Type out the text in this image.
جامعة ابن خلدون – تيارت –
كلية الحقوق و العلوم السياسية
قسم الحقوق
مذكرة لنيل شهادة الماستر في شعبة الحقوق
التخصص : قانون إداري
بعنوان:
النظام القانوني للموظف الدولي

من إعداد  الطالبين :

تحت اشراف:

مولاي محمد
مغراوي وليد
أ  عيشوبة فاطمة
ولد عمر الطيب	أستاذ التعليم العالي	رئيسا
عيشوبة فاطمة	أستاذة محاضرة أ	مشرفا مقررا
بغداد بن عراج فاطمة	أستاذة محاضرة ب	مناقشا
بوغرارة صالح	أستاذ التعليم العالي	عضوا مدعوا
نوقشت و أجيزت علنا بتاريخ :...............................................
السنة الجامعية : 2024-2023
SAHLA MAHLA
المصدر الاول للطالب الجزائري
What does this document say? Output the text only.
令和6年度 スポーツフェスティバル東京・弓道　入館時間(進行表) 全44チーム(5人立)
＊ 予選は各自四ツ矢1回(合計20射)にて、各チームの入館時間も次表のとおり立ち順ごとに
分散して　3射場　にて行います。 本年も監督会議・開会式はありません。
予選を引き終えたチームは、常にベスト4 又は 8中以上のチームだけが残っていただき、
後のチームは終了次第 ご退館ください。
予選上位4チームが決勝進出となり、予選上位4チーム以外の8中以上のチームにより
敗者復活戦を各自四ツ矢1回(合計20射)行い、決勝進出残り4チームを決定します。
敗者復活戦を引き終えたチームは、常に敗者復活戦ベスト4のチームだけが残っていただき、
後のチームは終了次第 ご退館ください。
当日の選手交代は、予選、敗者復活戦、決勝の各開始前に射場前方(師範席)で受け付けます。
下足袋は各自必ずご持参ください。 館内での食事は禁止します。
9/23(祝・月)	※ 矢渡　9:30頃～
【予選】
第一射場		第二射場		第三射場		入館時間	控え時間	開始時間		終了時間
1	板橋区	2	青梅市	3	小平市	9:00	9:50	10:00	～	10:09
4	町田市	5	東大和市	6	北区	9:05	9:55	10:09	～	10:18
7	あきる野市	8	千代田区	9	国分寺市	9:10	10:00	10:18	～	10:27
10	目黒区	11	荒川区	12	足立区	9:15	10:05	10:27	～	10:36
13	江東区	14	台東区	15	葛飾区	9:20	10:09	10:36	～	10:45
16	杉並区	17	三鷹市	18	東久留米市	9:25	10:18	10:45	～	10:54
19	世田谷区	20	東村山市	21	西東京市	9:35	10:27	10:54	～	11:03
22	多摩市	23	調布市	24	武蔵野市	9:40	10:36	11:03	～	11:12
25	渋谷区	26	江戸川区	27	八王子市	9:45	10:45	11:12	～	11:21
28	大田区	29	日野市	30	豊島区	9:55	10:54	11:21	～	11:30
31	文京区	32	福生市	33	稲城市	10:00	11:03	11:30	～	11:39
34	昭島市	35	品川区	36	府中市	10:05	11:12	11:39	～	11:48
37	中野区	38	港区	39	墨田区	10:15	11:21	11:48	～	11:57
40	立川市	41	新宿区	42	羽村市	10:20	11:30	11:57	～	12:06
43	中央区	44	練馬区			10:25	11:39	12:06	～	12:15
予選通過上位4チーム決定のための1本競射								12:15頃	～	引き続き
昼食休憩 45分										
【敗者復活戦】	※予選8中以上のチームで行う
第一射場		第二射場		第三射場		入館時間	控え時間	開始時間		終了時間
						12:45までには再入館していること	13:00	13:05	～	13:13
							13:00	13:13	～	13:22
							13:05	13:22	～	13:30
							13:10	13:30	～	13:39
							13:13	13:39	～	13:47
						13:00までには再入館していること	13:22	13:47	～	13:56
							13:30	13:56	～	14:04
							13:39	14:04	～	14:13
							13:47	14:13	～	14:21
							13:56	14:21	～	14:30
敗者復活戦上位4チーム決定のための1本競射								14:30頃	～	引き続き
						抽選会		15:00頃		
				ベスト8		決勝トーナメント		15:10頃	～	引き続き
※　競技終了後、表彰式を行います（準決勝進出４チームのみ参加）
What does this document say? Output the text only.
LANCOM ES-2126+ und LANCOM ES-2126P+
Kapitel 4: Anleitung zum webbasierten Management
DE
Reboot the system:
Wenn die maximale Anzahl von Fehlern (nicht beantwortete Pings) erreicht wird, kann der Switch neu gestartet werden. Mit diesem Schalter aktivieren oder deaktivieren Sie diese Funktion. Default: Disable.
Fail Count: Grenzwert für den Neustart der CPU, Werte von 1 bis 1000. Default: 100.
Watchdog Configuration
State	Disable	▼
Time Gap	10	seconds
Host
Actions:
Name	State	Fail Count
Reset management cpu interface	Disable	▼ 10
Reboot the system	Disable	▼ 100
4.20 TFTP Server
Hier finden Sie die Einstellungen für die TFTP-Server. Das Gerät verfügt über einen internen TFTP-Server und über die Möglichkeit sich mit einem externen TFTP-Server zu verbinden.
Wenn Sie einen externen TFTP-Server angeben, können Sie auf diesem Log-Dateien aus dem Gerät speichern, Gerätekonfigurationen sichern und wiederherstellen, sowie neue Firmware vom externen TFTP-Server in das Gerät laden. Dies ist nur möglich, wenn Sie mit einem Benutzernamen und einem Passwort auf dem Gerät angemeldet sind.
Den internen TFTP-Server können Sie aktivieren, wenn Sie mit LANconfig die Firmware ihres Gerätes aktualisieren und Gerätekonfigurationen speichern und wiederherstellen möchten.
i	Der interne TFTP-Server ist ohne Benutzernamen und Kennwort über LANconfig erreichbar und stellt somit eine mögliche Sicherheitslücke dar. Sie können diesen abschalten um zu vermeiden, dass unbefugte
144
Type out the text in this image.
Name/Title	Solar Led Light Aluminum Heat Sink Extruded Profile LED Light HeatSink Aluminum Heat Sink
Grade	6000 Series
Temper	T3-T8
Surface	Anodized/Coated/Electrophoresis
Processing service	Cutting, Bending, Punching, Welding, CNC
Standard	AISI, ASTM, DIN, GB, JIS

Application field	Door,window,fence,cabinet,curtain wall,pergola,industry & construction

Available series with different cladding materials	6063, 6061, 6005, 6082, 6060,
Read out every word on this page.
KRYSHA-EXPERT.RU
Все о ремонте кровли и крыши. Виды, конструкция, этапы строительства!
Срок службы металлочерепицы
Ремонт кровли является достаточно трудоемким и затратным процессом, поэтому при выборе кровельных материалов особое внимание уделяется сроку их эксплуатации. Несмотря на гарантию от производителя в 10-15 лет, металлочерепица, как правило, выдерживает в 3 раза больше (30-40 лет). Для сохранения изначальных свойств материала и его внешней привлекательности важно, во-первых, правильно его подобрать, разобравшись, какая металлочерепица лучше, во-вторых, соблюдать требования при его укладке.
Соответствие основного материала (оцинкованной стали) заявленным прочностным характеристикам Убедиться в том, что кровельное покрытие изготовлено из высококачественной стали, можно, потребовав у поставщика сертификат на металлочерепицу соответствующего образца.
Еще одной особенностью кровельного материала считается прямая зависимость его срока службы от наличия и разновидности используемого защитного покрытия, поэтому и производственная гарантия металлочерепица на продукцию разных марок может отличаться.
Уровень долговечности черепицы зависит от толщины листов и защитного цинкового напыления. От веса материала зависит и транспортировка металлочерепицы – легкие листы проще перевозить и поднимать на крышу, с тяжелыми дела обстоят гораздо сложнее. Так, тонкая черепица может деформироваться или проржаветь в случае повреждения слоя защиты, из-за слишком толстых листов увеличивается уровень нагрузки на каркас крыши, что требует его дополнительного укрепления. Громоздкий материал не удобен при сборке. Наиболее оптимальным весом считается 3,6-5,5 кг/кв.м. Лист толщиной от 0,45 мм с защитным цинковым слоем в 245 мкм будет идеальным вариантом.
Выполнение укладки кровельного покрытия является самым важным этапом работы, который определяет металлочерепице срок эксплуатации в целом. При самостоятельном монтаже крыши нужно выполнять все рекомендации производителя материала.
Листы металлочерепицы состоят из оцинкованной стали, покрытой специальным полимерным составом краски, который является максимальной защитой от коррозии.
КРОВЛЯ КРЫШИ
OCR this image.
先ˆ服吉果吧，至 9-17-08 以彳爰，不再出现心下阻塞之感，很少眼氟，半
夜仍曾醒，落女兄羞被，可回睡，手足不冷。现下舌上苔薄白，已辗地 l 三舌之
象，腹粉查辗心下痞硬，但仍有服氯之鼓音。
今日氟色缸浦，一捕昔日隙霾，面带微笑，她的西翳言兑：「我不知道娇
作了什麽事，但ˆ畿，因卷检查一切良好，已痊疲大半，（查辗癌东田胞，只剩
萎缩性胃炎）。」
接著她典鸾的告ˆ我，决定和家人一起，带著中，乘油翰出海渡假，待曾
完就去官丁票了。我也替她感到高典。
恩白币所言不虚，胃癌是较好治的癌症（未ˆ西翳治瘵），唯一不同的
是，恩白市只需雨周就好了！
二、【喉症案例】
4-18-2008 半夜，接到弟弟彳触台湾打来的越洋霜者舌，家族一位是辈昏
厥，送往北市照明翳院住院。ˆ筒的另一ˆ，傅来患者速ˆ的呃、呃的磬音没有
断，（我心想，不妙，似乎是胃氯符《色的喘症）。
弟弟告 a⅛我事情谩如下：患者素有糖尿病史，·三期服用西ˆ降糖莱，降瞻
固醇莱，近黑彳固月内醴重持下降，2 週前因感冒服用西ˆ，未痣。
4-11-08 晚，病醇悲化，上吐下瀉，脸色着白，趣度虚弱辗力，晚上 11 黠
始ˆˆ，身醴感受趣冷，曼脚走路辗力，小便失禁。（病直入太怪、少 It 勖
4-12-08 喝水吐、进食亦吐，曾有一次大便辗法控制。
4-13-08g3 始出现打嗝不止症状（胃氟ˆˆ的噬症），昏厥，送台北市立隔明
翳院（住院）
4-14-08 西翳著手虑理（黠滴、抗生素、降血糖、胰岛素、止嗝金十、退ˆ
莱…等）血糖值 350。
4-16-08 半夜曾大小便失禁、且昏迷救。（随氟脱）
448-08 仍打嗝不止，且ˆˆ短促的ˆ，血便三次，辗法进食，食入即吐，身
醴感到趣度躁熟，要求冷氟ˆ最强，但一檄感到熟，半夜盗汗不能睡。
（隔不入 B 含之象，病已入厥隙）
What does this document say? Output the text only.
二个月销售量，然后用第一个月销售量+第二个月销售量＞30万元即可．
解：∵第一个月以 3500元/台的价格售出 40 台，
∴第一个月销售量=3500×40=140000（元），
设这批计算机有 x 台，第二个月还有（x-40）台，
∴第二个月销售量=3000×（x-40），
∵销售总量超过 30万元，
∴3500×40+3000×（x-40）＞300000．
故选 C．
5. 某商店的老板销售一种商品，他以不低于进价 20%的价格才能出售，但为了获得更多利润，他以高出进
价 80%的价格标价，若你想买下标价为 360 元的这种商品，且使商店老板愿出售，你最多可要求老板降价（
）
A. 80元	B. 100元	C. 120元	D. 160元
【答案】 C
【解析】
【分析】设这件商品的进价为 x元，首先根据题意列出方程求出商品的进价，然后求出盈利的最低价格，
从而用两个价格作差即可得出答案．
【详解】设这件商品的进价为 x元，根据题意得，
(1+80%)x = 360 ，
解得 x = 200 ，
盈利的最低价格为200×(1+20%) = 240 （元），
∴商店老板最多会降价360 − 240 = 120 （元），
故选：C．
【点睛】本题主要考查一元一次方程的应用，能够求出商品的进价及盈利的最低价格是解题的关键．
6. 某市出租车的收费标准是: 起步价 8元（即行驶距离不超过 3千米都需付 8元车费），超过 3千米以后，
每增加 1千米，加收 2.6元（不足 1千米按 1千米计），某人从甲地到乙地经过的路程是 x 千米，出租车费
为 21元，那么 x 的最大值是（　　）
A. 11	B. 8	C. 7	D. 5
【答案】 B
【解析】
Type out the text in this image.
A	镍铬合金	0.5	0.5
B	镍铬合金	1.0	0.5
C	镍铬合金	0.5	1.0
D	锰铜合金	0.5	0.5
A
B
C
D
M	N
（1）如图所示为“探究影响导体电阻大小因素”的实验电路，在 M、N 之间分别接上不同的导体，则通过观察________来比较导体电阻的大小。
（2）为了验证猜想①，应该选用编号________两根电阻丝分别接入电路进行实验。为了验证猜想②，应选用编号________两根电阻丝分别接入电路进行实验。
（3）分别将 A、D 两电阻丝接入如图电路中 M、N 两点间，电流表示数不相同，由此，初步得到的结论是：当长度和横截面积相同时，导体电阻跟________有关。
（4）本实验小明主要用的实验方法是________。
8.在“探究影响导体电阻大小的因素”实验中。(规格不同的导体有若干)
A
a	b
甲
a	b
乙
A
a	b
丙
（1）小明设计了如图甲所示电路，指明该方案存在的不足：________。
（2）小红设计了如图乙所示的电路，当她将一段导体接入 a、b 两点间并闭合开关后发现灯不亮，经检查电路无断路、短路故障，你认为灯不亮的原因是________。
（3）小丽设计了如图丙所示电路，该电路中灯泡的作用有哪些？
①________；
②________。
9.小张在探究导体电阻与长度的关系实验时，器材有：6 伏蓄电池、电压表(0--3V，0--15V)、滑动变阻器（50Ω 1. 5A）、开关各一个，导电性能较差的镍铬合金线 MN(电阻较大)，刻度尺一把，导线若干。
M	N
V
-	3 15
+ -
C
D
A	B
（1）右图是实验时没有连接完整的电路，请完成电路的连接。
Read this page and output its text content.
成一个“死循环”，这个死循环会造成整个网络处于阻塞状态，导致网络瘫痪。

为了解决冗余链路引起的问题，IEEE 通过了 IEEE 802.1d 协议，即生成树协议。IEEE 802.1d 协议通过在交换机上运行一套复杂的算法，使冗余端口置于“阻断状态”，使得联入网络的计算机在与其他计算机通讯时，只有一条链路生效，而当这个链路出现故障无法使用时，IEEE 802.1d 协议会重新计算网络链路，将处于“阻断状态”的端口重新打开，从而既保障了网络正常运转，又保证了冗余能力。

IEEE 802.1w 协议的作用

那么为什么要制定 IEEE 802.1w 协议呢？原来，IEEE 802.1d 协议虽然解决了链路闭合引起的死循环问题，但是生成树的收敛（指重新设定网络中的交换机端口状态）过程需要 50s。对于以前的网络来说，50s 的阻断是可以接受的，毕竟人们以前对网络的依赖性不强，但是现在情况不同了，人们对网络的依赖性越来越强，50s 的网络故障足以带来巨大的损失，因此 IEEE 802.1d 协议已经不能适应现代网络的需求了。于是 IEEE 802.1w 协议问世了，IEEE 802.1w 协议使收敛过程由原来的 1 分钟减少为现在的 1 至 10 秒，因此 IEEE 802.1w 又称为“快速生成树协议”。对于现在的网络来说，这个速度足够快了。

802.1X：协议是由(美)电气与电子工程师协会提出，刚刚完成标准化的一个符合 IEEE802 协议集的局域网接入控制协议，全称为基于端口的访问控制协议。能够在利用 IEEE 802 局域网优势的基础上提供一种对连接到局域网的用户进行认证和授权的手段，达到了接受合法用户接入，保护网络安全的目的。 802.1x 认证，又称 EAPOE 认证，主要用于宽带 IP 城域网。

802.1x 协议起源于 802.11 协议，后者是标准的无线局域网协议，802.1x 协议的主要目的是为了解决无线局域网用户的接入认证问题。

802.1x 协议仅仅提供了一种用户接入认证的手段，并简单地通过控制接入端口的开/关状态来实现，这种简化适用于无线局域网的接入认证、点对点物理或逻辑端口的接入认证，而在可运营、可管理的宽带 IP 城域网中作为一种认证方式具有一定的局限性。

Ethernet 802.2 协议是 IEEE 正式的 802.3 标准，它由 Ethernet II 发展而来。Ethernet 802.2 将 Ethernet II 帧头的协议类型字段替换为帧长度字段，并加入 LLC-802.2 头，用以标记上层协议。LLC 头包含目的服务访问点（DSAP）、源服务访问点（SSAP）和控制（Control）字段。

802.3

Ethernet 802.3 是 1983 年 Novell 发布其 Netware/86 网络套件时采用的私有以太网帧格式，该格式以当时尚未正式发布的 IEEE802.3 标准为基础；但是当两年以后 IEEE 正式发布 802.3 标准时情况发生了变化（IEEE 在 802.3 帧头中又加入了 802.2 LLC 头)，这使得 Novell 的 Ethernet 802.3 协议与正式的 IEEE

* AIM OF THE EXERCISE
Check each line above for the string "第二个月销售量" and report how many lines have it, giving only the number.

* SOLUTION TO THE PROBLEM
2